start
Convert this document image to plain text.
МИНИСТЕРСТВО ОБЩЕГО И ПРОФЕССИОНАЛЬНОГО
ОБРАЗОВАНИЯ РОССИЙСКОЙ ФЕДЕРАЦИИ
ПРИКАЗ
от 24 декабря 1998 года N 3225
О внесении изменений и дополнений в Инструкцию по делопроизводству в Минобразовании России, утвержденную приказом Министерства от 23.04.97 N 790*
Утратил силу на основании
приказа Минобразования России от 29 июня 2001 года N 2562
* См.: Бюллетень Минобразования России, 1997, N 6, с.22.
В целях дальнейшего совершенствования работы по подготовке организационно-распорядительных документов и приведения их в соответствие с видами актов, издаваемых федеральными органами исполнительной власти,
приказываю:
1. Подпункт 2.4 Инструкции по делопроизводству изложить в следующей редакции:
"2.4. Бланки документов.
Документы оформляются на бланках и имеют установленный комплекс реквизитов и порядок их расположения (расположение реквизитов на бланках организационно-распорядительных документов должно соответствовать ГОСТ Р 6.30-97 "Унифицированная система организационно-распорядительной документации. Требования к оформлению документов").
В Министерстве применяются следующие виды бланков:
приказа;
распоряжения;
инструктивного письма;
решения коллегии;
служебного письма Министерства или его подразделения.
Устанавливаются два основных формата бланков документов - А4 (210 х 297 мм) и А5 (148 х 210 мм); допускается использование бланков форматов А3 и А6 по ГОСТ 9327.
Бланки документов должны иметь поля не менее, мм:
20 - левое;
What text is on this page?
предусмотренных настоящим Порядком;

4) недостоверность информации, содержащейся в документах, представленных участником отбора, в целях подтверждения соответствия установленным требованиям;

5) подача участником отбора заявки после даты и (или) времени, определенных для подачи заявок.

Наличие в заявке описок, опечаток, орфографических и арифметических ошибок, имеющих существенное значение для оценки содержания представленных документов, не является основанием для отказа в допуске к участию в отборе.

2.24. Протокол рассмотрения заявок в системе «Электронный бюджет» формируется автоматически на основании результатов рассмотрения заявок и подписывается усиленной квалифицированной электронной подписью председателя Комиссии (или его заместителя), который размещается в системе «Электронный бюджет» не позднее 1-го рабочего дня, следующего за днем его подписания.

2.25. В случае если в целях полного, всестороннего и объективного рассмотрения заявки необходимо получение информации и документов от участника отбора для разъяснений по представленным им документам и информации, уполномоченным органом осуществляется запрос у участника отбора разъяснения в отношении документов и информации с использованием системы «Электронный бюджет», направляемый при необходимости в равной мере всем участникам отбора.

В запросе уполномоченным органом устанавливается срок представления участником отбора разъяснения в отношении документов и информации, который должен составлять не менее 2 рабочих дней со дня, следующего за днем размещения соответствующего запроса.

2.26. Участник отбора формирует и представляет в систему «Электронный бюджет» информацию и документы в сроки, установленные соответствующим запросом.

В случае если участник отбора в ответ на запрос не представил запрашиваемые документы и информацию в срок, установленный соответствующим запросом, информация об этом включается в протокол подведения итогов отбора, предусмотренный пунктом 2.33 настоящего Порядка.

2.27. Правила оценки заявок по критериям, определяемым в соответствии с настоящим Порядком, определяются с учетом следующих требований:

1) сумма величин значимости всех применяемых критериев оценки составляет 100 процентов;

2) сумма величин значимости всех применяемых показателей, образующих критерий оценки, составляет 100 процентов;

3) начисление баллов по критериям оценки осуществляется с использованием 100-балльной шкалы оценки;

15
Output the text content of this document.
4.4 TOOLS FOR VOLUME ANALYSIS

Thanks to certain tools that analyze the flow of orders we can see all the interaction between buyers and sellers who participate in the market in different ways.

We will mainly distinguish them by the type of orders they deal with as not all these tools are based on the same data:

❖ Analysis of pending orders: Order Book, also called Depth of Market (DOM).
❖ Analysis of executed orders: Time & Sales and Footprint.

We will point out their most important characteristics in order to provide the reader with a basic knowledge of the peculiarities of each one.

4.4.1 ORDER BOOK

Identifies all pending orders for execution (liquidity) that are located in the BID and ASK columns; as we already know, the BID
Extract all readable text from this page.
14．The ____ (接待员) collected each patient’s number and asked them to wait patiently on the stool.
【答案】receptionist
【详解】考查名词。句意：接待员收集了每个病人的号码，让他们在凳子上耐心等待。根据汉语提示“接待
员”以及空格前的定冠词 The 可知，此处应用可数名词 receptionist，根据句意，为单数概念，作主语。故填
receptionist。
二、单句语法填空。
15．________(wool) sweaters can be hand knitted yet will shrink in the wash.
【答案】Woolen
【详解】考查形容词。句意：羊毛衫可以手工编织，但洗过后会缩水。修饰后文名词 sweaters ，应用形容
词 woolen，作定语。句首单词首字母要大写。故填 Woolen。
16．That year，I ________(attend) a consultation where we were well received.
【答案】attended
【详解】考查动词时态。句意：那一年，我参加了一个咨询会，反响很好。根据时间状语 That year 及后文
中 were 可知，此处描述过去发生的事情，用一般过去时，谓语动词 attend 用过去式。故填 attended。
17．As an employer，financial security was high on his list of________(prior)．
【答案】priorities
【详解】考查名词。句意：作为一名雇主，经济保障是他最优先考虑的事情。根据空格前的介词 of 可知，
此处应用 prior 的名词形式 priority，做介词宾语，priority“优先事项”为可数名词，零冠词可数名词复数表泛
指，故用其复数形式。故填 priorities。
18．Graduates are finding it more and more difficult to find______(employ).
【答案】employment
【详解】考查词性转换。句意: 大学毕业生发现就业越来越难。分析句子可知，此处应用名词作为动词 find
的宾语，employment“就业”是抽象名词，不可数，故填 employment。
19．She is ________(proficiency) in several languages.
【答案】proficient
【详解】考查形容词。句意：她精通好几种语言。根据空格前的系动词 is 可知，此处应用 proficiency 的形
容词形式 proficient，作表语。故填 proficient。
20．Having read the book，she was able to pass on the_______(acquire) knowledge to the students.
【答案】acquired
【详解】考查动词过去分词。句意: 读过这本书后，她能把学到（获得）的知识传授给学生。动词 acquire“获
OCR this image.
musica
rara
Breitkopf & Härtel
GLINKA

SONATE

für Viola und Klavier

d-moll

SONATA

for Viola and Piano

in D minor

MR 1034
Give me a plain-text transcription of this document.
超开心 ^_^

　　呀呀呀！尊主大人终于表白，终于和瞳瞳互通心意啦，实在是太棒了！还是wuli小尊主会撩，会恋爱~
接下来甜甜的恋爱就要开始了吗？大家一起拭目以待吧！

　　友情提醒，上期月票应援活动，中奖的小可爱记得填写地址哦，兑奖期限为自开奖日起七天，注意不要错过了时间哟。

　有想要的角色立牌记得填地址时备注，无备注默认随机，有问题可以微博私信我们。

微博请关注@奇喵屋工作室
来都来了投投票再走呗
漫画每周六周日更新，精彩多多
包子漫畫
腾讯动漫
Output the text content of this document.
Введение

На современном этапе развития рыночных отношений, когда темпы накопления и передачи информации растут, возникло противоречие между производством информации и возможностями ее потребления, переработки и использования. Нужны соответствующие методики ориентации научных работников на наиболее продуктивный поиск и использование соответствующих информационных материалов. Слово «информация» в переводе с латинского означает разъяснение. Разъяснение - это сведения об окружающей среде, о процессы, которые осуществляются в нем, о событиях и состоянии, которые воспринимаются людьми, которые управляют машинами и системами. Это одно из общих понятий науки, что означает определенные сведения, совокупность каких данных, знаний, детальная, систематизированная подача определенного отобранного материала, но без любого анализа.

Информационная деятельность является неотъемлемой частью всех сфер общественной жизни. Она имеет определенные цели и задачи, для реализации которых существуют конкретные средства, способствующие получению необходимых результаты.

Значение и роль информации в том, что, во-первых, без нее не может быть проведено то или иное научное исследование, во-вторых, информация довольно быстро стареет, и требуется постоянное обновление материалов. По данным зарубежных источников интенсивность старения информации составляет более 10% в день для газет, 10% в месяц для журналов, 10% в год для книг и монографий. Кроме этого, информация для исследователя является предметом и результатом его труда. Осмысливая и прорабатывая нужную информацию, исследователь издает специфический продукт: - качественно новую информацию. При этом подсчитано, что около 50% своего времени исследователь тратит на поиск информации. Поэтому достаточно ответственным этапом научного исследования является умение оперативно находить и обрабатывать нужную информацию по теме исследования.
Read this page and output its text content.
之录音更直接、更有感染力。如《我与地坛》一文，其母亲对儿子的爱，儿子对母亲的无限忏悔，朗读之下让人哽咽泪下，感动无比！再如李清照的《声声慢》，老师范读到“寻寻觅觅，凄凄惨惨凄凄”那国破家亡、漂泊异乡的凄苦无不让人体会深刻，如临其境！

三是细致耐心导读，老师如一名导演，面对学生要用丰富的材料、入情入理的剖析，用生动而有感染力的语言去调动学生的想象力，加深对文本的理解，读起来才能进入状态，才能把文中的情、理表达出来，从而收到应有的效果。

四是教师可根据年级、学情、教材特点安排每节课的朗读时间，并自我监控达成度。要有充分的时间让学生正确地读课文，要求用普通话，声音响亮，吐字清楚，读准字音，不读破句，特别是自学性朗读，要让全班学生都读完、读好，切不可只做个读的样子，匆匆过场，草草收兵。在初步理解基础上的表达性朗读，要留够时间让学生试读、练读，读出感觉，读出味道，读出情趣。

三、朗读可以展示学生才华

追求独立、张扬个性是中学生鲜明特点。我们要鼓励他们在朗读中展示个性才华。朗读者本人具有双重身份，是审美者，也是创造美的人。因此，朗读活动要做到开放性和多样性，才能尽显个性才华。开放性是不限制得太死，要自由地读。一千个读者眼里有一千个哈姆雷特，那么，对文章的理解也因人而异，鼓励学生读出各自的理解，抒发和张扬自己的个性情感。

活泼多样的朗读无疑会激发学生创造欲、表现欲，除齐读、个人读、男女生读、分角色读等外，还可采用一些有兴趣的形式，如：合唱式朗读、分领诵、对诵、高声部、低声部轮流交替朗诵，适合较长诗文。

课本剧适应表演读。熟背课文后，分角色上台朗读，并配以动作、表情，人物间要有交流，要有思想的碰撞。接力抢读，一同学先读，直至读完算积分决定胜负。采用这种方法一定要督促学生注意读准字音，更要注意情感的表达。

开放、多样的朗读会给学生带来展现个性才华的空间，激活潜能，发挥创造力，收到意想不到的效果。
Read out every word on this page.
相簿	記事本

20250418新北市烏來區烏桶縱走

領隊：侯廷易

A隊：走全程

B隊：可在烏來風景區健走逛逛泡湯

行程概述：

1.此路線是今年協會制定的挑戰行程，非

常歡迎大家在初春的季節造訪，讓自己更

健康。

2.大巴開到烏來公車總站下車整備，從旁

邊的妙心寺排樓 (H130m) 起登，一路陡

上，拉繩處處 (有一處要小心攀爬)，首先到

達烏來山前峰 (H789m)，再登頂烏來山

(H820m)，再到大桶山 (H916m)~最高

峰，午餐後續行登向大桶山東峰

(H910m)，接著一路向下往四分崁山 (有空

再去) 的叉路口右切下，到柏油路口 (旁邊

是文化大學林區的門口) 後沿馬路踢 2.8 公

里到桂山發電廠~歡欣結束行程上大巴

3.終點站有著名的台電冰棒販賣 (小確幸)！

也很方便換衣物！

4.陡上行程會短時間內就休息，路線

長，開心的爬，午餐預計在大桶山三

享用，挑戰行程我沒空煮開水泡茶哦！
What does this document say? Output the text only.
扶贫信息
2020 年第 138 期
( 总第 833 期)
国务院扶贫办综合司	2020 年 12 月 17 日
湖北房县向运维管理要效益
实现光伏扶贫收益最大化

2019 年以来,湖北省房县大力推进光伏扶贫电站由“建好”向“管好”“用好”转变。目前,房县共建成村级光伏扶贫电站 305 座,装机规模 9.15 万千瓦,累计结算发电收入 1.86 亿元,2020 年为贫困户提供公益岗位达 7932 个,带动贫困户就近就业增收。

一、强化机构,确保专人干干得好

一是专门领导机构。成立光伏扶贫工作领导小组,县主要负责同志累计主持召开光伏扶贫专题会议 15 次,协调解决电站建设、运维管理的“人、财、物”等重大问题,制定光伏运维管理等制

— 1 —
end
Starting with the line that contains "What does this", return each line through the last one of the data above, exactly as written and nothing more.

> WRITTEN ANSWER
What does this document say? Output the text only.
扶贫信息
2020 年第 138 期
( 总第 833 期)
国务院扶贫办综合司	2020 年 12 月 17 日
湖北房县向运维管理要效益
实现光伏扶贫收益最大化

2019 年以来,湖北省房县大力推进光伏扶贫电站由“建好”向“管好”“用好”转变。目前,房县共建成村级光伏扶贫电站 305 座,装机规模 9.15 万千瓦,累计结算发电收入 1.86 亿元,2020 年为贫困户提供公益岗位达 7932 个,带动贫困户就近就业增收。

一、强化机构,确保专人干干得好

一是专门领导机构。成立光伏扶贫工作领导小组,县主要负责同志累计主持召开光伏扶贫专题会议 15 次,协调解决电站建设、运维管理的“人、财、物”等重大问题,制定光伏运维管理等制

— 1 —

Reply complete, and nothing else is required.